Task objective:
Find the lines with the string "this" and return them.

Records supplied:
○ ○ ○ ○

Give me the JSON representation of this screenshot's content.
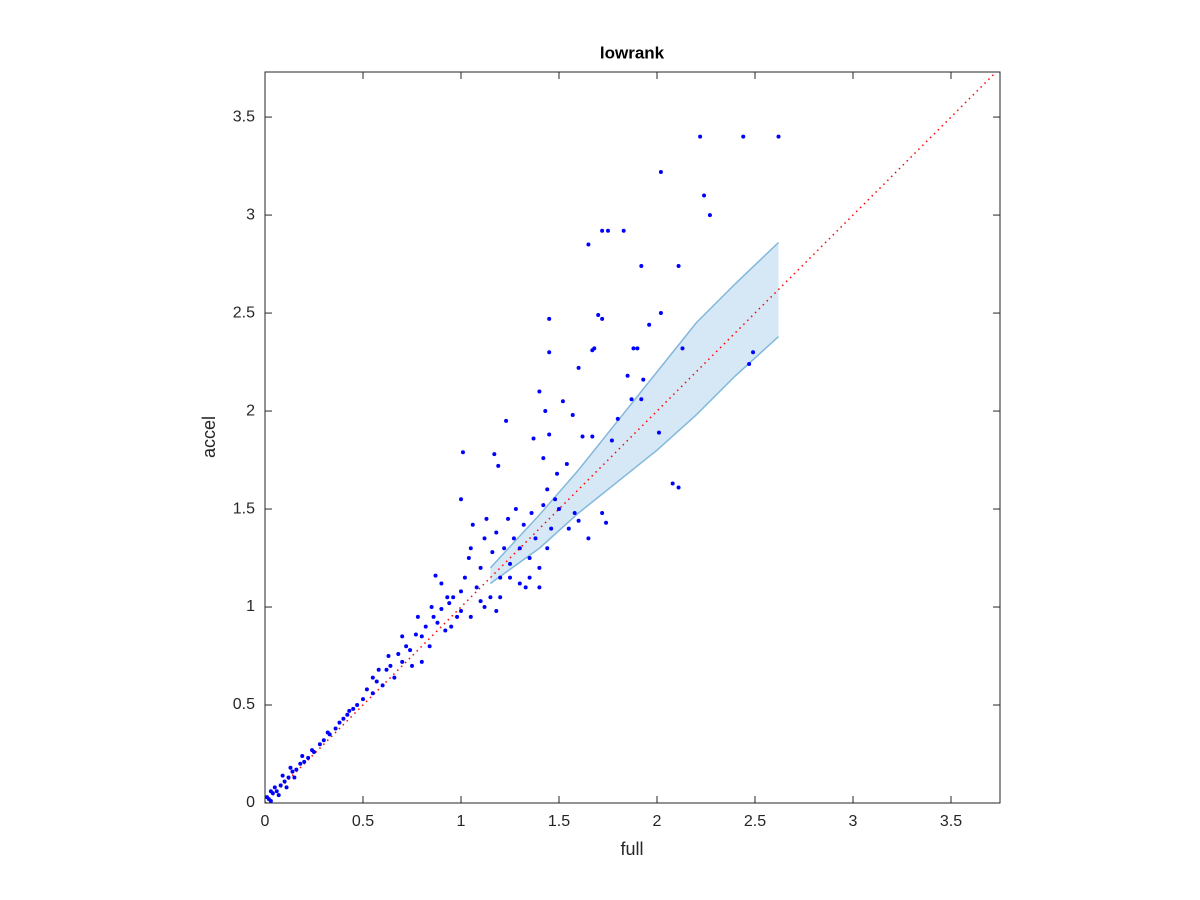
{
  "chart_data": {
    "type": "scatter",
    "title": "lowrank",
    "x_label": "full",
    "y_label": "accel",
    "xlim": [
      0,
      3.75
    ],
    "ylim": [
      0,
      3.73
    ],
    "xticks": [
      0,
      0.5,
      1,
      1.5,
      2,
      2.5,
      3,
      3.5
    ],
    "yticks": [
      0,
      0.5,
      1,
      1.5,
      2,
      2.5,
      3,
      3.5
    ],
    "band": {
      "x": [
        1.15,
        1.4,
        1.6,
        1.8,
        2.0,
        2.2,
        2.4,
        2.62
      ],
      "upper": [
        1.2,
        1.47,
        1.7,
        1.95,
        2.2,
        2.45,
        2.65,
        2.86
      ],
      "lower": [
        1.12,
        1.3,
        1.48,
        1.64,
        1.8,
        1.98,
        2.18,
        2.38
      ],
      "fill": "#d6e8f5",
      "stroke": "#82b8dc"
    },
    "reference_line": {
      "x": [
        0,
        3.73
      ],
      "y": [
        0,
        3.73
      ],
      "color": "#ff0000"
    },
    "series": [
      {
        "color": "#0000ff",
        "x": [
          2.22,
          2.44,
          2.62,
          2.02,
          2.24,
          2.27,
          1.72,
          1.75,
          1.83,
          1.65,
          1.92,
          2.11,
          1.7,
          1.72,
          1.45,
          1.96,
          2.02,
          1.67,
          1.68,
          1.88,
          1.9,
          1.45,
          2.13,
          1.6,
          1.85,
          1.93,
          1.87,
          2.49,
          2.47,
          1.4,
          1.52,
          1.43,
          1.57,
          1.23,
          1.92,
          1.8,
          2.01,
          1.62,
          1.67,
          1.77,
          1.45,
          1.37,
          1.01,
          1.17,
          1.42,
          1.19,
          1.54,
          1.49,
          2.08,
          2.11,
          1.0,
          1.44,
          1.5,
          1.58,
          1.6,
          1.72,
          1.74,
          1.65,
          1.55,
          0.02,
          0.04,
          0.06,
          0.08,
          0.1,
          0.12,
          0.14,
          0.16,
          0.18,
          0.2,
          0.22,
          0.25,
          0.28,
          0.3,
          0.33,
          0.36,
          0.38,
          0.4,
          0.42,
          0.45,
          0.47,
          0.5,
          0.03,
          0.07,
          0.11,
          0.15,
          0.05,
          0.09,
          0.13,
          0.19,
          0.01,
          0.03,
          0.24,
          0.32,
          0.43,
          0.52,
          0.55,
          0.57,
          0.6,
          0.62,
          0.64,
          0.66,
          0.68,
          0.7,
          0.72,
          0.74,
          0.75,
          0.77,
          0.8,
          0.82,
          0.84,
          0.86,
          0.88,
          0.9,
          0.92,
          0.94,
          0.96,
          0.98,
          1.0,
          0.85,
          0.9,
          0.87,
          0.93,
          0.78,
          0.7,
          0.63,
          0.58,
          0.55,
          0.8,
          0.95,
          1.0,
          1.02,
          1.04,
          1.05,
          1.06,
          1.08,
          1.1,
          1.12,
          1.13,
          1.15,
          1.16,
          1.18,
          1.2,
          1.22,
          1.24,
          1.25,
          1.27,
          1.28,
          1.3,
          1.32,
          1.33,
          1.35,
          1.36,
          1.38,
          1.4,
          1.42,
          1.44,
          1.46,
          1.48,
          1.1,
          1.2,
          1.3,
          1.05,
          1.12,
          1.25,
          1.18,
          1.35,
          1.4
        ],
        "y": [
          3.4,
          3.4,
          3.4,
          3.22,
          3.1,
          3.0,
          2.92,
          2.92,
          2.92,
          2.85,
          2.74,
          2.74,
          2.49,
          2.47,
          2.47,
          2.44,
          2.5,
          2.31,
          2.32,
          2.32,
          2.32,
          2.3,
          2.32,
          2.22,
          2.18,
          2.16,
          2.06,
          2.3,
          2.24,
          2.1,
          2.05,
          2.0,
          1.98,
          1.95,
          2.06,
          1.96,
          1.89,
          1.87,
          1.87,
          1.85,
          1.88,
          1.86,
          1.79,
          1.78,
          1.76,
          1.72,
          1.73,
          1.68,
          1.63,
          1.61,
          1.55,
          1.6,
          1.5,
          1.48,
          1.44,
          1.48,
          1.43,
          1.35,
          1.4,
          0.02,
          0.05,
          0.06,
          0.09,
          0.11,
          0.13,
          0.16,
          0.17,
          0.2,
          0.21,
          0.23,
          0.26,
          0.3,
          0.32,
          0.35,
          0.38,
          0.41,
          0.43,
          0.45,
          0.48,
          0.5,
          0.53,
          0.01,
          0.04,
          0.08,
          0.13,
          0.08,
          0.14,
          0.18,
          0.24,
          0.03,
          0.06,
          0.27,
          0.36,
          0.47,
          0.58,
          0.56,
          0.62,
          0.6,
          0.68,
          0.7,
          0.64,
          0.76,
          0.72,
          0.8,
          0.78,
          0.7,
          0.86,
          0.85,
          0.9,
          0.8,
          0.95,
          0.92,
          0.99,
          0.88,
          1.02,
          1.05,
          0.95,
          1.08,
          1.0,
          1.12,
          1.16,
          1.05,
          0.95,
          0.85,
          0.75,
          0.68,
          0.64,
          0.72,
          0.9,
          0.98,
          1.15,
          1.25,
          1.3,
          1.42,
          1.1,
          1.2,
          1.35,
          1.45,
          1.05,
          1.28,
          1.38,
          1.15,
          1.3,
          1.45,
          1.22,
          1.35,
          1.5,
          1.3,
          1.42,
          1.1,
          1.25,
          1.48,
          1.35,
          1.2,
          1.52,
          1.3,
          1.4,
          1.55,
          1.03,
          1.05,
          1.12,
          0.95,
          1.0,
          1.15,
          0.98,
          1.15,
          1.1
        ]
      }
    ]
  }
}
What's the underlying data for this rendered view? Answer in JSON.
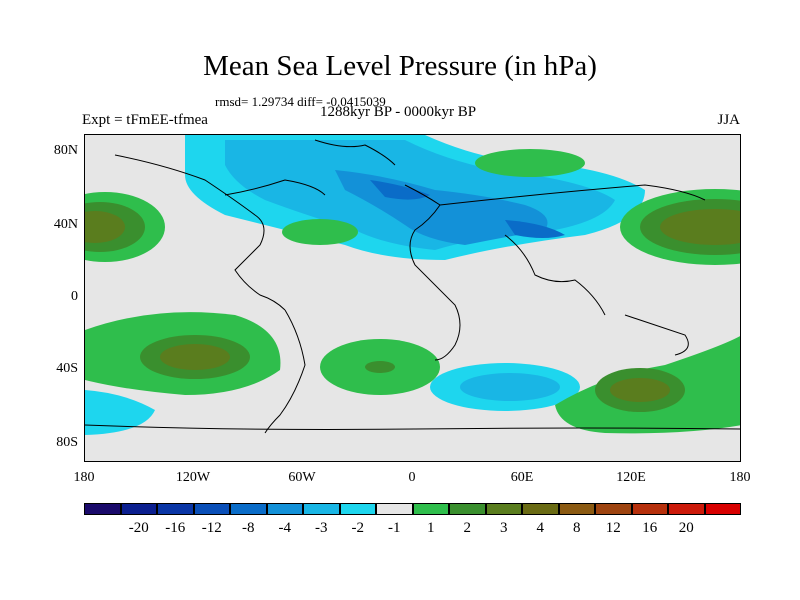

○ ○ ○ ○

Exercise solution:
Give me the JSON representation of this screenshot's content.
What's the underlying data for this rendered view? Answer in JSON.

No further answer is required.